Task objective: Reproduce all of the data exactly.

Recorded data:
+===+
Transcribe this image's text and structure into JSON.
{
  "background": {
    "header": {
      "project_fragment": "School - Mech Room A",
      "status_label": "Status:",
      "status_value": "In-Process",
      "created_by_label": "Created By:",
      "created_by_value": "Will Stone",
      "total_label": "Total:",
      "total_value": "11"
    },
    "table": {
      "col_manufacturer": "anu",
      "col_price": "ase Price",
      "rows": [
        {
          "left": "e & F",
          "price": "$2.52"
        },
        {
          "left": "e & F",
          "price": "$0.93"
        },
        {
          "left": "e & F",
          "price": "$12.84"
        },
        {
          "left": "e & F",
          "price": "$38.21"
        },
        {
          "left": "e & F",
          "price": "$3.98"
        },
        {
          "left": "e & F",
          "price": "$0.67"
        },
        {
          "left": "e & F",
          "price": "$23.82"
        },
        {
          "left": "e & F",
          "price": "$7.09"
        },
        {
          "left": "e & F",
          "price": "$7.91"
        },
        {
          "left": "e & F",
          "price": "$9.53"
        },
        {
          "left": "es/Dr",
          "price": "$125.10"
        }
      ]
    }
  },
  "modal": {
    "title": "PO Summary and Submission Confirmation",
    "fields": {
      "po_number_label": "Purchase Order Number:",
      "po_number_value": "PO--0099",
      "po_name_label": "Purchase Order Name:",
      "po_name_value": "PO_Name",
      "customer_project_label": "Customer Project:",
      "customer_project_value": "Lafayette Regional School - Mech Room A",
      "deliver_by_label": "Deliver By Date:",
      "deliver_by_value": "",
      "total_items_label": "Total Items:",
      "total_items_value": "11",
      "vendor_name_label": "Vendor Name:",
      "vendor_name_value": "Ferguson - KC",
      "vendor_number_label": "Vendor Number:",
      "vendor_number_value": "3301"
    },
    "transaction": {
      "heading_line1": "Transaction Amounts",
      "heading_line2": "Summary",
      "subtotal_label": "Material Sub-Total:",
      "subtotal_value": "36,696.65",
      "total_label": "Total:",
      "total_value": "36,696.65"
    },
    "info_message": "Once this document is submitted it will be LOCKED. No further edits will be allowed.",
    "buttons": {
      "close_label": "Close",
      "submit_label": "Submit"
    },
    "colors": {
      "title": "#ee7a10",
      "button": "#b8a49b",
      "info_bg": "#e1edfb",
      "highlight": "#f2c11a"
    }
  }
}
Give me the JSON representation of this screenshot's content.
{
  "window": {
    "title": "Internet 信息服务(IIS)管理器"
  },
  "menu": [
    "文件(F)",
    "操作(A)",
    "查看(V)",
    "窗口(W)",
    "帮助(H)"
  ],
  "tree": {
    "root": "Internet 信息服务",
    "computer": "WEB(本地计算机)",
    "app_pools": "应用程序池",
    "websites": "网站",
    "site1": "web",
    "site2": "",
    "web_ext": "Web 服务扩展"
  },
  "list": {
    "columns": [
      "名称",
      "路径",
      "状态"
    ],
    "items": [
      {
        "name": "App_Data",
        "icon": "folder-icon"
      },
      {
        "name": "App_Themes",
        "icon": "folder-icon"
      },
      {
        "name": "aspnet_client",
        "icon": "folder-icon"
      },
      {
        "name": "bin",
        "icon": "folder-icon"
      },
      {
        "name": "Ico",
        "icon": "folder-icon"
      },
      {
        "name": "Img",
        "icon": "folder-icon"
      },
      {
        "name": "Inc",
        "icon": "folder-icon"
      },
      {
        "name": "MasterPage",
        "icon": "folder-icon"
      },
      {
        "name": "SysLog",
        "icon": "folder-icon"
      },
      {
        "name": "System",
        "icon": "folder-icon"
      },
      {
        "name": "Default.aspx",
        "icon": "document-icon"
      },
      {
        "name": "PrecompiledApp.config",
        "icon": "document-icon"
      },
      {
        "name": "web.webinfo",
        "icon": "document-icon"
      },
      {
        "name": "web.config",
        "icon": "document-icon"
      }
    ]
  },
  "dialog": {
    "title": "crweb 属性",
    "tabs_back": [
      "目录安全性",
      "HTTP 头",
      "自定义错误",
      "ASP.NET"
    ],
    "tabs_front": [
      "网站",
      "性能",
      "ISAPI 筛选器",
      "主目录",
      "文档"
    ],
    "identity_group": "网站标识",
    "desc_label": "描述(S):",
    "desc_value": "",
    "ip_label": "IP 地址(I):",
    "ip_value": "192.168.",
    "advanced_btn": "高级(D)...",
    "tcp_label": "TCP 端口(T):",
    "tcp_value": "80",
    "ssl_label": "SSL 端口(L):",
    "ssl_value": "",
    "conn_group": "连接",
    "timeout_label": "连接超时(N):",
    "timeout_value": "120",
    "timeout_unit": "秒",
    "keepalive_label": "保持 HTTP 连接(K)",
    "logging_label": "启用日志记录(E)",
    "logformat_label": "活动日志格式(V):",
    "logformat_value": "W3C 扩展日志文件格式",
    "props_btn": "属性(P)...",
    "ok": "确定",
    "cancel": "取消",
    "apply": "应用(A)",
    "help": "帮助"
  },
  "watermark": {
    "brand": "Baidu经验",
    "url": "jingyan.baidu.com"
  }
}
+===+
The result:
Transcribe this image's text and structure into JSON.
{
  "background": {
    "header": {
      "project_fragment": "School - Mech Room A",
      "status_label": "Status:",
      "status_value": "In-Process",
      "created_by_label": "Created By:",
      "created_by_value": "Will Stone",
      "total_label": "Total:",
      "total_value": "11"
    },
    "table": {
      "col_manufacturer": "anu",
      "col_price": "ase Price",
      "rows": [
        {
          "left": "e & F",
          "price": "$2.52"
        },
        {
          "left": "e & F",
          "price": "$0.93"
        },
        {
          "left": "e & F",
          "price": "$12.84"
        },
        {
          "left": "e & F",
          "price": "$38.21"
        },
        {
          "left": "e & F",
          "price": "$3.98"
        },
        {
          "left": "e & F",
          "price": "$0.67"
        },
        {
          "left": "e & F",
          "price": "$23.82"
        },
        {
          "left": "e & F",
          "price": "$7.09"
        },
        {
          "left": "e & F",
          "price": "$7.91"
        },
        {
          "left": "e & F",
          "price": "$9.53"
        },
        {
          "left": "es/Dr",
          "price": "$125.10"
        }
      ]
    }
  },
  "modal": {
    "title": "PO Summary and Submission Confirmation",
    "fields": {
      "po_number_label": "Purchase Order Number:",
      "po_number_value": "PO--0099",
      "po_name_label": "Purchase Order Name:",
      "po_name_value": "PO_Name",
      "customer_project_label": "Customer Project:",
      "customer_project_value": "Lafayette Regional School - Mech Room A",
      "deliver_by_label": "Deliver By Date:",
      "deliver_by_value": "",
      "total_items_label": "Total Items:",
      "total_items_value": "11",
      "vendor_name_label": "Vendor Name:",
      "vendor_name_value": "Ferguson - KC",
      "vendor_number_label": "Vendor Number:",
      "vendor_number_value": "3301"
    },
    "transaction": {
      "heading_line1": "Transaction Amounts",
      "heading_line2": "Summary",
      "subtotal_label": "Material Sub-Total:",
      "subtotal_value": "36,696.65",
      "total_label": "Total:",
      "total_value": "36,696.65"
    },
    "info_message": "Once this document is submitted it will be LOCKED. No further edits will be allowed.",
    "buttons": {
      "close_label": "Close",
      "submit_label": "Submit"
    },
    "colors": {
      "title": "#ee7a10",
      "button": "#b8a49b",
      "info_bg": "#e1edfb",
      "highlight": "#f2c11a"
    }
  }
}
Give me the JSON representation of this screenshot's content.
{
  "window": {
    "title": "Internet 信息服务(IIS)管理器"
  },
  "menu": [
    "文件(F)",
    "操作(A)",
    "查看(V)",
    "窗口(W)",
    "帮助(H)"
  ],
  "tree": {
    "root": "Internet 信息服务",
    "computer": "WEB(本地计算机)",
    "app_pools": "应用程序池",
    "websites": "网站",
    "site1": "web",
    "site2": "",
    "web_ext": "Web 服务扩展"
  },
  "list": {
    "columns": [
      "名称",
      "路径",
      "状态"
    ],
    "items": [
      {
        "name": "App_Data",
        "icon": "folder-icon"
      },
      {
        "name": "App_Themes",
        "icon": "folder-icon"
      },
      {
        "name": "aspnet_client",
        "icon": "folder-icon"
      },
      {
        "name": "bin",
        "icon": "folder-icon"
      },
      {
        "name": "Ico",
        "icon": "folder-icon"
      },
      {
        "name": "Img",
        "icon": "folder-icon"
      },
      {
        "name": "Inc",
        "icon": "folder-icon"
      },
      {
        "name": "MasterPage",
        "icon": "folder-icon"
      },
      {
        "name": "SysLog",
        "icon": "folder-icon"
      },
      {
        "name": "System",
        "icon": "folder-icon"
      },
      {
        "name": "Default.aspx",
        "icon": "document-icon"
      },
      {
        "name": "PrecompiledApp.config",
        "icon": "document-icon"
      },
      {
        "name": "web.webinfo",
        "icon": "document-icon"
      },
      {
        "name": "web.config",
        "icon": "document-icon"
      }
    ]
  },
  "dialog": {
    "title": "crweb 属性",
    "tabs_back": [
      "目录安全性",
      "HTTP 头",
      "自定义错误",
      "ASP.NET"
    ],
    "tabs_front": [
      "网站",
      "性能",
      "ISAPI 筛选器",
      "主目录",
      "文档"
    ],
    "identity_group": "网站标识",
    "desc_label": "描述(S):",
    "desc_value": "",
    "ip_label": "IP 地址(I):",
    "ip_value": "192.168.",
    "advanced_btn": "高级(D)...",
    "tcp_label": "TCP 端口(T):",
    "tcp_value": "80",
    "ssl_label": "SSL 端口(L):",
    "ssl_value": "",
    "conn_group": "连接",
    "timeout_label": "连接超时(N):",
    "timeout_value": "120",
    "timeout_unit": "秒",
    "keepalive_label": "保持 HTTP 连接(K)",
    "logging_label": "启用日志记录(E)",
    "logformat_label": "活动日志格式(V):",
    "logformat_value": "W3C 扩展日志文件格式",
    "props_btn": "属性(P)...",
    "ok": "确定",
    "cancel": "取消",
    "apply": "应用(A)",
    "help": "帮助"
  },
  "watermark": {
    "brand": "Baidu经验",
    "url": "jingyan.baidu.com"
  }
}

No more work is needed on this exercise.